**WHAT TO PRODUCE**: Print every entry word for word, but omit the pictures.

Records contained in a dataset:
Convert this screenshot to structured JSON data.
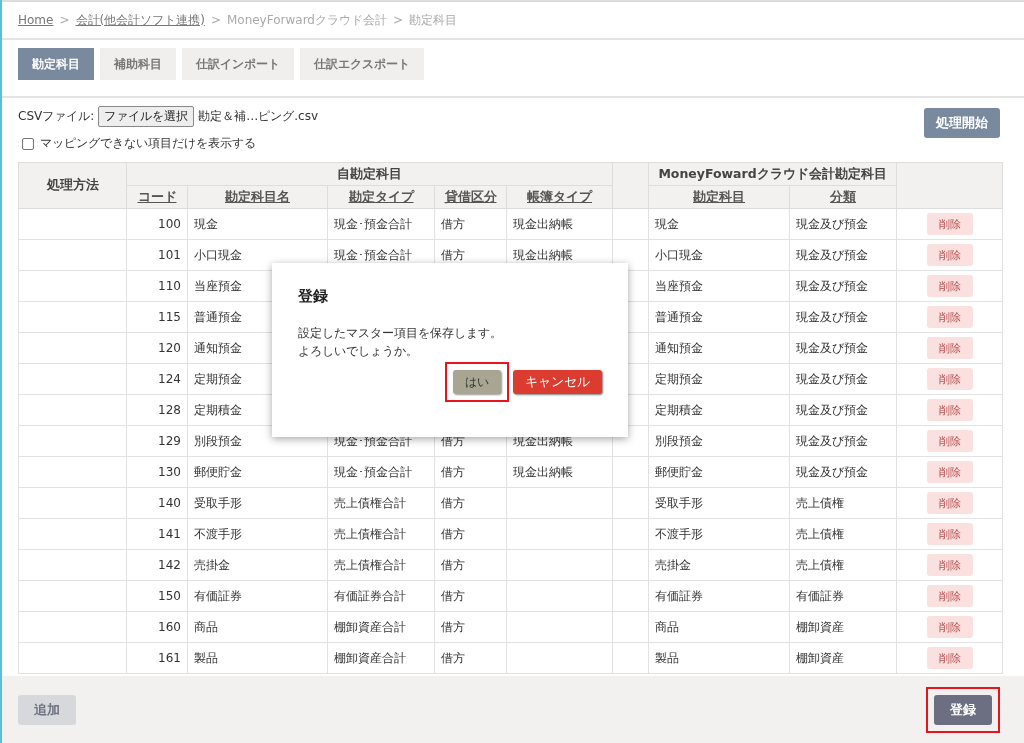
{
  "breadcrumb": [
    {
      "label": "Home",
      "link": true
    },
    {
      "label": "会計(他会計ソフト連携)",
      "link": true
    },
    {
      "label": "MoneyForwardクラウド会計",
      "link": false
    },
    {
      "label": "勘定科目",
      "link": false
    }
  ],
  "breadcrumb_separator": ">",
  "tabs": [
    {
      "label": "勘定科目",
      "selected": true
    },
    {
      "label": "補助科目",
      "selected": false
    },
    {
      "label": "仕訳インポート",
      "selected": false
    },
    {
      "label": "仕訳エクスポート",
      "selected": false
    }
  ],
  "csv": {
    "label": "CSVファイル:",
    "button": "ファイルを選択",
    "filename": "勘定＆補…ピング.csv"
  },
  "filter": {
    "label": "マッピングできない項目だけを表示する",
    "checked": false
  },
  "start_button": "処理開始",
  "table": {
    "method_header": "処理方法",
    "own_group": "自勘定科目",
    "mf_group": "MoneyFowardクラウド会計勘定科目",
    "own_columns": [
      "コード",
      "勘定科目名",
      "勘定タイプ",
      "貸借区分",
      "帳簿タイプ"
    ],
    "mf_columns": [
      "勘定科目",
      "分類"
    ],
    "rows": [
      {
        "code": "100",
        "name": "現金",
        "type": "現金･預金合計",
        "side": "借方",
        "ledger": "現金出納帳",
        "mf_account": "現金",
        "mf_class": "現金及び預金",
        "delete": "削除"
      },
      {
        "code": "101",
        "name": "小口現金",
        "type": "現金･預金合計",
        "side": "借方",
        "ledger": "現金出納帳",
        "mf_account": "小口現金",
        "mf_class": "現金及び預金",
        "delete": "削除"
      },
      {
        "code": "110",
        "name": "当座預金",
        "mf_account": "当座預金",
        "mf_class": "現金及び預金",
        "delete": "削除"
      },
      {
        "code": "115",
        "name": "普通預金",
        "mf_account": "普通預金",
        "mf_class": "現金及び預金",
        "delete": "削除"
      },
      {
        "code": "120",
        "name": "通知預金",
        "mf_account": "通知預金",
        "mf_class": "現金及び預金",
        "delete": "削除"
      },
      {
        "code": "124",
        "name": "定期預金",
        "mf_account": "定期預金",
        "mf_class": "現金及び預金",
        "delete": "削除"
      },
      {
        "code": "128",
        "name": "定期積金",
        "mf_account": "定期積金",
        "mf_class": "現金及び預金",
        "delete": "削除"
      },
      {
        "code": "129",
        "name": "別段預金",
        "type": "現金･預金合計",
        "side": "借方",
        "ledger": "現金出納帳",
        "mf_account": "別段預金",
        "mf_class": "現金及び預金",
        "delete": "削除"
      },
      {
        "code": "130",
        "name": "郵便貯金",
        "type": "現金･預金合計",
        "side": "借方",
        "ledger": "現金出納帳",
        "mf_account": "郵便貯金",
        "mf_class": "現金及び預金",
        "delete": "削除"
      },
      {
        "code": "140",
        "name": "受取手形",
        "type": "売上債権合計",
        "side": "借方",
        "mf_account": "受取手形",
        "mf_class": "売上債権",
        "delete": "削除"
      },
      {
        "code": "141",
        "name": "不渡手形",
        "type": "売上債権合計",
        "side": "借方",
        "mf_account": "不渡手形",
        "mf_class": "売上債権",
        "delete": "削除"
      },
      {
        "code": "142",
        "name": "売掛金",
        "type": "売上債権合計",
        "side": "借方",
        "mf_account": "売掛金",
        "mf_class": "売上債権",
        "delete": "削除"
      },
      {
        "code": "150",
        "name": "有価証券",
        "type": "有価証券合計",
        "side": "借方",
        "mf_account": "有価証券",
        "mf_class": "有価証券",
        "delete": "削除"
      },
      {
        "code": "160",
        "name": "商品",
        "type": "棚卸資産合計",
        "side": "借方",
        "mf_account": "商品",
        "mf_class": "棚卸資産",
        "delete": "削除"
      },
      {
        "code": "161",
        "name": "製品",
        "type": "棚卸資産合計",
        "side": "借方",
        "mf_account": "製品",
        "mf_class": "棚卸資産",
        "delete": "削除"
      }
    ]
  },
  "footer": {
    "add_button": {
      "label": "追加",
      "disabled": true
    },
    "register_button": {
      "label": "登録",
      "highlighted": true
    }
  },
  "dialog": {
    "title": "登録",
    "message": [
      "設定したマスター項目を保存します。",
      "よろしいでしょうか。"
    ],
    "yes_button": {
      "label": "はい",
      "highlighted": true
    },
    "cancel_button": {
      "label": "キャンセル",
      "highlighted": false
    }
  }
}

**RESPONSE FOR THIS EXERCISE**:
Convert this screenshot to structured JSON data.
{
  "breadcrumb": [
    {
      "label": "Home",
      "link": true
    },
    {
      "label": "会計(他会計ソフト連携)",
      "link": true
    },
    {
      "label": "MoneyForwardクラウド会計",
      "link": false
    },
    {
      "label": "勘定科目",
      "link": false
    }
  ],
  "breadcrumb_separator": ">",
  "tabs": [
    {
      "label": "勘定科目",
      "selected": true
    },
    {
      "label": "補助科目",
      "selected": false
    },
    {
      "label": "仕訳インポート",
      "selected": false
    },
    {
      "label": "仕訳エクスポート",
      "selected": false
    }
  ],
  "csv": {
    "label": "CSVファイル:",
    "button": "ファイルを選択",
    "filename": "勘定＆補…ピング.csv"
  },
  "filter": {
    "label": "マッピングできない項目だけを表示する",
    "checked": false
  },
  "start_button": "処理開始",
  "table": {
    "method_header": "処理方法",
    "own_group": "自勘定科目",
    "mf_group": "MoneyFowardクラウド会計勘定科目",
    "own_columns": [
      "コード",
      "勘定科目名",
      "勘定タイプ",
      "貸借区分",
      "帳簿タイプ"
    ],
    "mf_columns": [
      "勘定科目",
      "分類"
    ],
    "rows": [
      {
        "code": "100",
        "name": "現金",
        "type": "現金･預金合計",
        "side": "借方",
        "ledger": "現金出納帳",
        "mf_account": "現金",
        "mf_class": "現金及び預金",
        "delete": "削除"
      },
      {
        "code": "101",
        "name": "小口現金",
        "type": "現金･預金合計",
        "side": "借方",
        "ledger": "現金出納帳",
        "mf_account": "小口現金",
        "mf_class": "現金及び預金",
        "delete": "削除"
      },
      {
        "code": "110",
        "name": "当座預金",
        "mf_account": "当座預金",
        "mf_class": "現金及び預金",
        "delete": "削除"
      },
      {
        "code": "115",
        "name": "普通預金",
        "mf_account": "普通預金",
        "mf_class": "現金及び預金",
        "delete": "削除"
      },
      {
        "code": "120",
        "name": "通知預金",
        "mf_account": "通知預金",
        "mf_class": "現金及び預金",
        "delete": "削除"
      },
      {
        "code": "124",
        "name": "定期預金",
        "mf_account": "定期預金",
        "mf_class": "現金及び預金",
        "delete": "削除"
      },
      {
        "code": "128",
        "name": "定期積金",
        "mf_account": "定期積金",
        "mf_class": "現金及び預金",
        "delete": "削除"
      },
      {
        "code": "129",
        "name": "別段預金",
        "type": "現金･預金合計",
        "side": "借方",
        "ledger": "現金出納帳",
        "mf_account": "別段預金",
        "mf_class": "現金及び預金",
        "delete": "削除"
      },
      {
        "code": "130",
        "name": "郵便貯金",
        "type": "現金･預金合計",
        "side": "借方",
        "ledger": "現金出納帳",
        "mf_account": "郵便貯金",
        "mf_class": "現金及び預金",
        "delete": "削除"
      },
      {
        "code": "140",
        "name": "受取手形",
        "type": "売上債権合計",
        "side": "借方",
        "mf_account": "受取手形",
        "mf_class": "売上債権",
        "delete": "削除"
      },
      {
        "code": "141",
        "name": "不渡手形",
        "type": "売上債権合計",
        "side": "借方",
        "mf_account": "不渡手形",
        "mf_class": "売上債権",
        "delete": "削除"
      },
      {
        "code": "142",
        "name": "売掛金",
        "type": "売上債権合計",
        "side": "借方",
        "mf_account": "売掛金",
        "mf_class": "売上債権",
        "delete": "削除"
      },
      {
        "code": "150",
        "name": "有価証券",
        "type": "有価証券合計",
        "side": "借方",
        "mf_account": "有価証券",
        "mf_class": "有価証券",
        "delete": "削除"
      },
      {
        "code": "160",
        "name": "商品",
        "type": "棚卸資産合計",
        "side": "借方",
        "mf_account": "商品",
        "mf_class": "棚卸資産",
        "delete": "削除"
      },
      {
        "code": "161",
        "name": "製品",
        "type": "棚卸資産合計",
        "side": "借方",
        "mf_account": "製品",
        "mf_class": "棚卸資産",
        "delete": "削除"
      }
    ]
  },
  "footer": {
    "add_button": {
      "label": "追加",
      "disabled": true
    },
    "register_button": {
      "label": "登録",
      "highlighted": true
    }
  },
  "dialog": {
    "title": "登録",
    "message": [
      "設定したマスター項目を保存します。",
      "よろしいでしょうか。"
    ],
    "yes_button": {
      "label": "はい",
      "highlighted": true
    },
    "cancel_button": {
      "label": "キャンセル",
      "highlighted": false
    }
  }
}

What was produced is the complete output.